_EXERCISE OBJECTIVE:_
Copy the lines holding the word "icon", all of them.

● ● ●

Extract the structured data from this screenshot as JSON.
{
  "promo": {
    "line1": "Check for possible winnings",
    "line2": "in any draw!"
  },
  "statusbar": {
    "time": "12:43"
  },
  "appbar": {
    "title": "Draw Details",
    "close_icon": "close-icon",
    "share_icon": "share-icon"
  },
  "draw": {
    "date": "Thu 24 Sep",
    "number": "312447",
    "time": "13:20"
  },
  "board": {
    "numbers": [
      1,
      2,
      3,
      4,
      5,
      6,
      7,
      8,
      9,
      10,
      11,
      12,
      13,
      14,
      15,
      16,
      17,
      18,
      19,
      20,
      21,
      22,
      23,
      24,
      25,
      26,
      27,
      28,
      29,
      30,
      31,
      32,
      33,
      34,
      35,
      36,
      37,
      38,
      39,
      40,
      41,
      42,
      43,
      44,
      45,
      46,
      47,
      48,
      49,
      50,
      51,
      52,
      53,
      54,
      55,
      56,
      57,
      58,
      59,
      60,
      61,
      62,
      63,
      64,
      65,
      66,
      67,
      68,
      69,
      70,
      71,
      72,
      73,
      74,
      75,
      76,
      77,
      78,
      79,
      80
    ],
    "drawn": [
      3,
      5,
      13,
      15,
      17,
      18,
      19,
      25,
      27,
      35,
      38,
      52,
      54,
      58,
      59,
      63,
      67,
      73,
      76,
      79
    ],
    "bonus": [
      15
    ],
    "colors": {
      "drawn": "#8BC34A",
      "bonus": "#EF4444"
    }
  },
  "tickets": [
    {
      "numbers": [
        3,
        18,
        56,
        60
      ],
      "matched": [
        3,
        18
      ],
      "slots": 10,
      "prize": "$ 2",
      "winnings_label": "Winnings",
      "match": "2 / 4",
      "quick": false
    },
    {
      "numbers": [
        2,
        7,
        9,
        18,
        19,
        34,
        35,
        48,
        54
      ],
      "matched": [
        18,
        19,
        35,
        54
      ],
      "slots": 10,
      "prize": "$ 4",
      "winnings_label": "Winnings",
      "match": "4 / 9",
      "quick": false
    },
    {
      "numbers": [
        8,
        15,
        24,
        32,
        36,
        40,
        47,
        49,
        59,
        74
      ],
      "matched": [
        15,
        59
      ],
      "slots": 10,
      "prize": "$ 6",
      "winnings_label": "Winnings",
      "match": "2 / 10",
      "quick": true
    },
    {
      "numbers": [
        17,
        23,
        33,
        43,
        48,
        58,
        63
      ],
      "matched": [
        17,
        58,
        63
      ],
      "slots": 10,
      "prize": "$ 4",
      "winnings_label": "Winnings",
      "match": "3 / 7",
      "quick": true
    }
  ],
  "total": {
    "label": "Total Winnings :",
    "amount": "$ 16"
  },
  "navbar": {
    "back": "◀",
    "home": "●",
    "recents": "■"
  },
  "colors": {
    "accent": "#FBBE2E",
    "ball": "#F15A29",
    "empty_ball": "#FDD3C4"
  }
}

● ● ●

_ANSWER TO THIS PROBLEM:_
    "close_icon": "close-icon",
    "share_icon": "share-icon"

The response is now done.